**Aim of the exercise:**
Where the word "this" occurs in a line, return that line.

**Supplied entries:**
────────────────────────────────────────
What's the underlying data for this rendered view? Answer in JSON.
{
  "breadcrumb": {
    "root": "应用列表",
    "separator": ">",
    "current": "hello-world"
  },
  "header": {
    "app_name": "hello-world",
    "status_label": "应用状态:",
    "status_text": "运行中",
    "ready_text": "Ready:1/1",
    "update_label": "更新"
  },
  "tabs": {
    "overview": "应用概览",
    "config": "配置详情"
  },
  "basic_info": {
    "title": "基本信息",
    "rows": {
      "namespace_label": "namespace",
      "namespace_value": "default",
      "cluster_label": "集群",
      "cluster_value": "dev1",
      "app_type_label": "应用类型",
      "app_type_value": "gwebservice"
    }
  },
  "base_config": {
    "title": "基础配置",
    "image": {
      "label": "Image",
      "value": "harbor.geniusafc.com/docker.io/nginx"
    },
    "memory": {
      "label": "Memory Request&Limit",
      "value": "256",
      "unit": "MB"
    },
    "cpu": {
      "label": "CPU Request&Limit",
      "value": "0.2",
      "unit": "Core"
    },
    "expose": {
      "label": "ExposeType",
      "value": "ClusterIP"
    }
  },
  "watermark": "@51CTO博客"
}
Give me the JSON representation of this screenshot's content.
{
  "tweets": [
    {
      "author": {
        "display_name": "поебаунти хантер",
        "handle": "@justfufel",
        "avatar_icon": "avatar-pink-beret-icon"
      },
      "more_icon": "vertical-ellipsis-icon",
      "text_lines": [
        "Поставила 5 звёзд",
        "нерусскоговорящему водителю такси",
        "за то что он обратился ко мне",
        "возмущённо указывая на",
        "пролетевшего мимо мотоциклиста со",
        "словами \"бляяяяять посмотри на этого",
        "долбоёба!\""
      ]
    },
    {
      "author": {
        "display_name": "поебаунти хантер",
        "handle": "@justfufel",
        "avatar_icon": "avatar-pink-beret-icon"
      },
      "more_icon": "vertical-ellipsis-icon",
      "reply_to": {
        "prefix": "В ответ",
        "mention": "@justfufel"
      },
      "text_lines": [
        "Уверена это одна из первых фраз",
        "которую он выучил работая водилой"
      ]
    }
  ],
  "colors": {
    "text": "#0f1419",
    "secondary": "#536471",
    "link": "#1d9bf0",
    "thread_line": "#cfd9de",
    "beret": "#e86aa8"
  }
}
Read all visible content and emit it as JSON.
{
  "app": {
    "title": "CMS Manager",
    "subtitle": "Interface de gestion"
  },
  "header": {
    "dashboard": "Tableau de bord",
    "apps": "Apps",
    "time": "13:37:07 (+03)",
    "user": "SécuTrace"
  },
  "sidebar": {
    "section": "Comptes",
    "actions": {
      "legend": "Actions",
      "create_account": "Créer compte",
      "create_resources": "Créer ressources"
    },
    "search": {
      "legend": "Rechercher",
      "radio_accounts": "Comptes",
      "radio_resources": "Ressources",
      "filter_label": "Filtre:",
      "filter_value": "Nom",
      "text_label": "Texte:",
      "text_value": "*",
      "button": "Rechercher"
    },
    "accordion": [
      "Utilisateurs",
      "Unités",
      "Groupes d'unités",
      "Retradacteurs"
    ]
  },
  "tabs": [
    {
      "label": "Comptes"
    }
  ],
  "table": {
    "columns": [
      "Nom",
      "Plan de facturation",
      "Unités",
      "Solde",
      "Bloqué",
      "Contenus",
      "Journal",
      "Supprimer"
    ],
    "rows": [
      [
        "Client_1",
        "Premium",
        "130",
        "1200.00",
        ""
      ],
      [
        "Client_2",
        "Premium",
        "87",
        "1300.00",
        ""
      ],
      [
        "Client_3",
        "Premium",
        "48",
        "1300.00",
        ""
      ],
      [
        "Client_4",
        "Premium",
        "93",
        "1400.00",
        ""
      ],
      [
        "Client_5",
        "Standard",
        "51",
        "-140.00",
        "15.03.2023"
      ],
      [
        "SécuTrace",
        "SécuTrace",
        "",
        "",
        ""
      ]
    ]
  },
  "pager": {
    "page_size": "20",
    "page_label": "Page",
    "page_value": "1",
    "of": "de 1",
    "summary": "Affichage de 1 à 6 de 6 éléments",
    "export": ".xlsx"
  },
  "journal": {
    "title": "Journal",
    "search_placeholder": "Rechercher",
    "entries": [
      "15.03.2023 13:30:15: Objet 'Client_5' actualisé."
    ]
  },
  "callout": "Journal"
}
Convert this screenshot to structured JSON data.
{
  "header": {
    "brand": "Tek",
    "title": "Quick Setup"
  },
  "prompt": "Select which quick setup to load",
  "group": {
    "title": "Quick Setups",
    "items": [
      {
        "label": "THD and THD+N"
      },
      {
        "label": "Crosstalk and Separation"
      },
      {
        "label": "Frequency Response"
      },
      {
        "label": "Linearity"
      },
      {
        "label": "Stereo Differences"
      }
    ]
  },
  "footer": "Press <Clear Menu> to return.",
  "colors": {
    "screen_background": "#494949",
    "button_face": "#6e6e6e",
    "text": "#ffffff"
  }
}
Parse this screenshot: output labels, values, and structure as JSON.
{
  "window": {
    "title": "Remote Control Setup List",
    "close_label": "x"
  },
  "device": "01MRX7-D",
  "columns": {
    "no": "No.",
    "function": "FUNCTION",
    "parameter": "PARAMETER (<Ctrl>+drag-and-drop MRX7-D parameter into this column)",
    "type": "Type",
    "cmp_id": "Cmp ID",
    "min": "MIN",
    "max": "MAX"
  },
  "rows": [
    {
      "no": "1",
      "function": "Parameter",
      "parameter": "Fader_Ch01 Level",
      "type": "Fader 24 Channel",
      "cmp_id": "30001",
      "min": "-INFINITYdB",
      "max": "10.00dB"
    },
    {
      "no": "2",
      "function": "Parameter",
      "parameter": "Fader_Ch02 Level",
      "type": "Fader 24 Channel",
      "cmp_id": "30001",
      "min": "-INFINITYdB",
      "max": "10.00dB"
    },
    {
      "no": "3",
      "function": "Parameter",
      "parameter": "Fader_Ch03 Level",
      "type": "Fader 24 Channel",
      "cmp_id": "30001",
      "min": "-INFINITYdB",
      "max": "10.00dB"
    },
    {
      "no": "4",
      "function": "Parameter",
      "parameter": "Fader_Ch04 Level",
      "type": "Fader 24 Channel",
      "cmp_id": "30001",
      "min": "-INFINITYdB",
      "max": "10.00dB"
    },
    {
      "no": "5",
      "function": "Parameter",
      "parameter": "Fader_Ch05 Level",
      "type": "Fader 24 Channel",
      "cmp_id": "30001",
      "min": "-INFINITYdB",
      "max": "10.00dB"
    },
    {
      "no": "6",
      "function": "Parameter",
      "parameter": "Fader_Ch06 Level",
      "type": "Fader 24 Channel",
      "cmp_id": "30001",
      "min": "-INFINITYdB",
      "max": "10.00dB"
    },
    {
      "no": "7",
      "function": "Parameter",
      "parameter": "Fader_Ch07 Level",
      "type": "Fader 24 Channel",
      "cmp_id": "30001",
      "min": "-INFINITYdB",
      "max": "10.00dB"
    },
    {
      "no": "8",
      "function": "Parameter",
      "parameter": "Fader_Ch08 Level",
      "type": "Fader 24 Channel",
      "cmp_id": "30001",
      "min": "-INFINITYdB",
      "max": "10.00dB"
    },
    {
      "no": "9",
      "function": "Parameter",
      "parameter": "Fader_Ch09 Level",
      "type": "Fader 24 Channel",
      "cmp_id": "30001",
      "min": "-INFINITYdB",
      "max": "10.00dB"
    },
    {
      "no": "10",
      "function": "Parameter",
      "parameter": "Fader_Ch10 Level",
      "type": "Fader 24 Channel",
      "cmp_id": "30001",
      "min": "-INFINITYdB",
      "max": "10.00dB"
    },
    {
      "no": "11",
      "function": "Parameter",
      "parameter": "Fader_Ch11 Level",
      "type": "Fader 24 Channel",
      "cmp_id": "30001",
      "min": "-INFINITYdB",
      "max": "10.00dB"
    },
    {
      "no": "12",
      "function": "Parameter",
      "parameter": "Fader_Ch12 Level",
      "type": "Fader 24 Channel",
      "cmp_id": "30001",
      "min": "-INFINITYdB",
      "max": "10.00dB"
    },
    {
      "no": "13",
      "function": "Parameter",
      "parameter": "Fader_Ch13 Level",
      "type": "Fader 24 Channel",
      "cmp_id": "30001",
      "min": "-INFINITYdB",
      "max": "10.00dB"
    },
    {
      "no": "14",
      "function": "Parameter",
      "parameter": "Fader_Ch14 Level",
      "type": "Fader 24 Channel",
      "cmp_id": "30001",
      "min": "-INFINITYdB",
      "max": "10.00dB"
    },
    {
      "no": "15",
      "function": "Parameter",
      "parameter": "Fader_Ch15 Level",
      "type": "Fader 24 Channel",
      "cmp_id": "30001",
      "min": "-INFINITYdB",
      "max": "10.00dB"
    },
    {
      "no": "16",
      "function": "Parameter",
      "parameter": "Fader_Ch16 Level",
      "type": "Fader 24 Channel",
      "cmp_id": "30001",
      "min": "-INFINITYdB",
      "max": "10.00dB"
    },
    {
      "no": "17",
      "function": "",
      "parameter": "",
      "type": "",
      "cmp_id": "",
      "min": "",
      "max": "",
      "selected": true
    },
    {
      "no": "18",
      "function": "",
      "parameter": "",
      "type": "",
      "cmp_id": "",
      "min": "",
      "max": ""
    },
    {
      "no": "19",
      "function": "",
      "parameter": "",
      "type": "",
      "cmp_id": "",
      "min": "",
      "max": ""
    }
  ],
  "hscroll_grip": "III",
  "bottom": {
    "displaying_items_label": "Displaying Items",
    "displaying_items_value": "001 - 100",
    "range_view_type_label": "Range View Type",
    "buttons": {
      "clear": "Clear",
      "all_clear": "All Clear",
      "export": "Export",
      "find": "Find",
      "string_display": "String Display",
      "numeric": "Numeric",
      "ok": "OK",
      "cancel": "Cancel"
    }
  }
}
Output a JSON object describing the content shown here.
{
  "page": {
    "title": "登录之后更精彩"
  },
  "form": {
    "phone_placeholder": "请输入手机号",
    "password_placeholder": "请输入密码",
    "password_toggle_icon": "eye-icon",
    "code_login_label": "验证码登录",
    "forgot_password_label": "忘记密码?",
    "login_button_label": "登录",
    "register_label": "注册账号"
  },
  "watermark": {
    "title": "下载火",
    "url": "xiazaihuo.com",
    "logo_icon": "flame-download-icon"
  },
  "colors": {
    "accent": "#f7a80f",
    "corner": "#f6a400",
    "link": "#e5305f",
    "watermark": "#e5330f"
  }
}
────────────────────────────────────────
**Solution:**
What's the underlying data for this rendered view? Answer in JSON.
Give me the JSON representation of this screenshot's content.
Convert this screenshot to structured JSON data.
Parse this screenshot: output labels, values, and structure as JSON.
    "parameter": "PARAMETER (<Ctrl>+drag-and-drop MRX7-D parameter into this column)",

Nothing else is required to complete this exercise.